Identify all lines in the listing that include the word "ylabel", and copy them out.

## Exercise input
☆ ☆ ☆ ☆
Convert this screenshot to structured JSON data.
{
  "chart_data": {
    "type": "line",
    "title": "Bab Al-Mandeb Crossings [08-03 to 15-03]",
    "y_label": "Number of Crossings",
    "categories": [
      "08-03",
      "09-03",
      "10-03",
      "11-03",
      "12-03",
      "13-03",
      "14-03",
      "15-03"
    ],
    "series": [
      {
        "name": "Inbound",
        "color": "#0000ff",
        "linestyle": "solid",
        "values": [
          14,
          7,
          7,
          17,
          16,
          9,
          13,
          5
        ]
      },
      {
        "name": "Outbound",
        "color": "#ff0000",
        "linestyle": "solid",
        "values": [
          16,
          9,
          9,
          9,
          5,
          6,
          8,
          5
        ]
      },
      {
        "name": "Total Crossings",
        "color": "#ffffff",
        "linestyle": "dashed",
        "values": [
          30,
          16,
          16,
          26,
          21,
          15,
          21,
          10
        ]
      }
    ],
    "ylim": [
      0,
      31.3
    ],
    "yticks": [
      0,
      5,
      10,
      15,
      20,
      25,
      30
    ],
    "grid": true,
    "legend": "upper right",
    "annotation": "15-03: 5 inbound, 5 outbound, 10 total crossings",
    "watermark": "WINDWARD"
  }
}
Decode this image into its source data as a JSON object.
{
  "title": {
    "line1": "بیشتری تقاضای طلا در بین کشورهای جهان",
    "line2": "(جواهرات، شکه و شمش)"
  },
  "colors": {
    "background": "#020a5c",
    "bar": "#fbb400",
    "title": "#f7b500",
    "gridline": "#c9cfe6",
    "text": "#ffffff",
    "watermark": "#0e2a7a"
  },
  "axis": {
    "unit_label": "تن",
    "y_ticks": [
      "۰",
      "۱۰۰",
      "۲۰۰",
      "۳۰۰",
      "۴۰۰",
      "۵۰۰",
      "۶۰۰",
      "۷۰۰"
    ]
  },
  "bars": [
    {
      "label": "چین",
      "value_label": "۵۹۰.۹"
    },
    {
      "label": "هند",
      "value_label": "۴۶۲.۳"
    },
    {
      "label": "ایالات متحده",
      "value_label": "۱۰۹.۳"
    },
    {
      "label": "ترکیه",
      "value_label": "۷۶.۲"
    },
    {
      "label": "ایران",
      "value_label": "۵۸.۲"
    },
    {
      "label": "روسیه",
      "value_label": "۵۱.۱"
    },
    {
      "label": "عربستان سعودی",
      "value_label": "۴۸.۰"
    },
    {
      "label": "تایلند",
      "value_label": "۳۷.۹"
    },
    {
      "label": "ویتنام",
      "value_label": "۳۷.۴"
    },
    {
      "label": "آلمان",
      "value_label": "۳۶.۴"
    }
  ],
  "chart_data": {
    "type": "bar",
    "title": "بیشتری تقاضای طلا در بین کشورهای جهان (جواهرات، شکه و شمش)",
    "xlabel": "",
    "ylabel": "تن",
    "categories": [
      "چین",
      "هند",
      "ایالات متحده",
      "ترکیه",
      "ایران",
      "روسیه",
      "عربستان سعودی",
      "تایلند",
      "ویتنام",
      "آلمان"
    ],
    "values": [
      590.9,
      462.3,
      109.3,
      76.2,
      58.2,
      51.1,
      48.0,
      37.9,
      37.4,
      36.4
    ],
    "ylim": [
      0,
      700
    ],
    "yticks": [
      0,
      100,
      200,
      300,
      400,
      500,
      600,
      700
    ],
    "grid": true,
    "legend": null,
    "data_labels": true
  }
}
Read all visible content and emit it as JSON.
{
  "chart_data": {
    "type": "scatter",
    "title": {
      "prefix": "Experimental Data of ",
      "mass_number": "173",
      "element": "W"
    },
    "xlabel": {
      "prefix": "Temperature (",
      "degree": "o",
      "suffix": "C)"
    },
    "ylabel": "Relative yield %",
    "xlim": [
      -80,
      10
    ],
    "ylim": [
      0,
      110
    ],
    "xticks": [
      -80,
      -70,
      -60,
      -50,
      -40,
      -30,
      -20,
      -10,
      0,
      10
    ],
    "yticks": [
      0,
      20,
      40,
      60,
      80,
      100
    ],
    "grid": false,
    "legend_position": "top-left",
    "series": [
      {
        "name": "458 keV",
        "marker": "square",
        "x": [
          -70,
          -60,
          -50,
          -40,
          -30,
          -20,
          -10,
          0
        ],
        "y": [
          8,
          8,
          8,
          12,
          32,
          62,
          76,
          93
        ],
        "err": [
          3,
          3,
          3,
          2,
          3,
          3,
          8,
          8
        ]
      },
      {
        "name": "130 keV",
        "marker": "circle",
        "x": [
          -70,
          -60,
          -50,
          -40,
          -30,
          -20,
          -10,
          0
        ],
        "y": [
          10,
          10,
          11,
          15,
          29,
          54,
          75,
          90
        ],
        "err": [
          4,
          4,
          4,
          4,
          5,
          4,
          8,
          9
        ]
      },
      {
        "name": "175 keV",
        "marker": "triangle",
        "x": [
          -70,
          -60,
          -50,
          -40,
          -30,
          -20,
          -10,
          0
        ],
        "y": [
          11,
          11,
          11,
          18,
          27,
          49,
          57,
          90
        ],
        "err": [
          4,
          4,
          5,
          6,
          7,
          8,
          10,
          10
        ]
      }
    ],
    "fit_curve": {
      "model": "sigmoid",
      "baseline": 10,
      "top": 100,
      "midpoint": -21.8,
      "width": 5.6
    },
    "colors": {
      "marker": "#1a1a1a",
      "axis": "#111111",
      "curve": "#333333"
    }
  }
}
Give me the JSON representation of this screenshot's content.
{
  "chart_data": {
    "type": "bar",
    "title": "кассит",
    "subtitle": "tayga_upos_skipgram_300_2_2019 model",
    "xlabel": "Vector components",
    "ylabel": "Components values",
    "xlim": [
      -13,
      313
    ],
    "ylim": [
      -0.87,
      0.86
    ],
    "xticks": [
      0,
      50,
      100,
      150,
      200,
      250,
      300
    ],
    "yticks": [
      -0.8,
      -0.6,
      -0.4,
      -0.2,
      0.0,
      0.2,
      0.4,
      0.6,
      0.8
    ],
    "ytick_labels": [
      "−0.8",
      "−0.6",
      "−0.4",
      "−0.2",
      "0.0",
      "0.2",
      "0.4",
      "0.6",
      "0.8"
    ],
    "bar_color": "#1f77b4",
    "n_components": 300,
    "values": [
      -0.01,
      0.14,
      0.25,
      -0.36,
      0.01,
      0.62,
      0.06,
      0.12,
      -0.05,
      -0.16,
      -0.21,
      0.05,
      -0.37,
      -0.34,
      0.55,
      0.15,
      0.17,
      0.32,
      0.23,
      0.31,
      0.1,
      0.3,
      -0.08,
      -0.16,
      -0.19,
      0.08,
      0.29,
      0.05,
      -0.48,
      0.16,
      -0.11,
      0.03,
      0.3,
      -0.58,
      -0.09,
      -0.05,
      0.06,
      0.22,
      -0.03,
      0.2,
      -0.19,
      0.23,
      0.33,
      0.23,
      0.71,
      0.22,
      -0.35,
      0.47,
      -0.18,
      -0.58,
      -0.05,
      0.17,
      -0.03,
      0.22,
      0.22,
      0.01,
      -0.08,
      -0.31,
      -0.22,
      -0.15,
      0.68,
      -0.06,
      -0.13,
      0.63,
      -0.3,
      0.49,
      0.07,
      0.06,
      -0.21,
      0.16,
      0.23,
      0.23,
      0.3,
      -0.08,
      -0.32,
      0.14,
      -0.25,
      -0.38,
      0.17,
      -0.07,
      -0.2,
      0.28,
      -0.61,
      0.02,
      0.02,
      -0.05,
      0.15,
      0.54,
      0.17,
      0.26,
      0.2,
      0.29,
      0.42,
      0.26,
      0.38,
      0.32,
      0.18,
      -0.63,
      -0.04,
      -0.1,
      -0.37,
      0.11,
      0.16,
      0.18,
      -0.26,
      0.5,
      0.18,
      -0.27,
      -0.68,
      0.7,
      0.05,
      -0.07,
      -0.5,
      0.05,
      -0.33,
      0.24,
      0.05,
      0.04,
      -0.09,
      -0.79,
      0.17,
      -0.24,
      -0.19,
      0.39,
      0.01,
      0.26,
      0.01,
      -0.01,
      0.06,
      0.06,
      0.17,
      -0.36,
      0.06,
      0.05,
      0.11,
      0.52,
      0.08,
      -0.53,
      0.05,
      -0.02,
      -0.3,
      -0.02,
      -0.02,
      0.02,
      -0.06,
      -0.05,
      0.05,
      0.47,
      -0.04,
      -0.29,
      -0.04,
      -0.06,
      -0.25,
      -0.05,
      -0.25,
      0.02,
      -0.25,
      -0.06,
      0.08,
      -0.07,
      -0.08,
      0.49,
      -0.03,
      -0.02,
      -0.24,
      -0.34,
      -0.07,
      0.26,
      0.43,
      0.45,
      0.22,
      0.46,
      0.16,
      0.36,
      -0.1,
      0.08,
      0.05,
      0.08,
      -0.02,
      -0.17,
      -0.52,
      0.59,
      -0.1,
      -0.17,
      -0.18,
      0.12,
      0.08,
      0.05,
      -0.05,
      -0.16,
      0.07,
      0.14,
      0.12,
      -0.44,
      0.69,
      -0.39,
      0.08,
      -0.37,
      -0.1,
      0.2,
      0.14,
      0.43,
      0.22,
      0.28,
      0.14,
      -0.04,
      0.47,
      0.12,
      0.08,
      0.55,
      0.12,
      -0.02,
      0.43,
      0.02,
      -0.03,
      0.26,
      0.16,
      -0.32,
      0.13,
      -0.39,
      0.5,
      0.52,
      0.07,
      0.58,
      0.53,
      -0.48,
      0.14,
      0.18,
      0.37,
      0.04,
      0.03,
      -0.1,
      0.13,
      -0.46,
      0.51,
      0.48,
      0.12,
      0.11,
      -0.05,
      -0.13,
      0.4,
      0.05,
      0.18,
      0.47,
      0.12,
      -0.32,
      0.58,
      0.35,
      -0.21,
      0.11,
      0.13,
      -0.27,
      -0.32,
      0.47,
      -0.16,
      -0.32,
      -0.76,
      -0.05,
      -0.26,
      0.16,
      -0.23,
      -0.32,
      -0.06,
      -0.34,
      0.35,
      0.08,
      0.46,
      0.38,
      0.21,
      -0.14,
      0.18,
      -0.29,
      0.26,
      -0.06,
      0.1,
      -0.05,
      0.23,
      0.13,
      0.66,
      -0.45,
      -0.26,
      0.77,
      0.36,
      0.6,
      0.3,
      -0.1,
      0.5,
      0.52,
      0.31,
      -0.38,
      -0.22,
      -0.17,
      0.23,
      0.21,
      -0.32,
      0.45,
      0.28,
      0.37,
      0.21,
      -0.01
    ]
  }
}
☆ ☆ ☆ ☆
## Solution for this exercise
    "ylabel": "تن",
    "ylabel": "Relative yield %",
    "ylabel": "Components values",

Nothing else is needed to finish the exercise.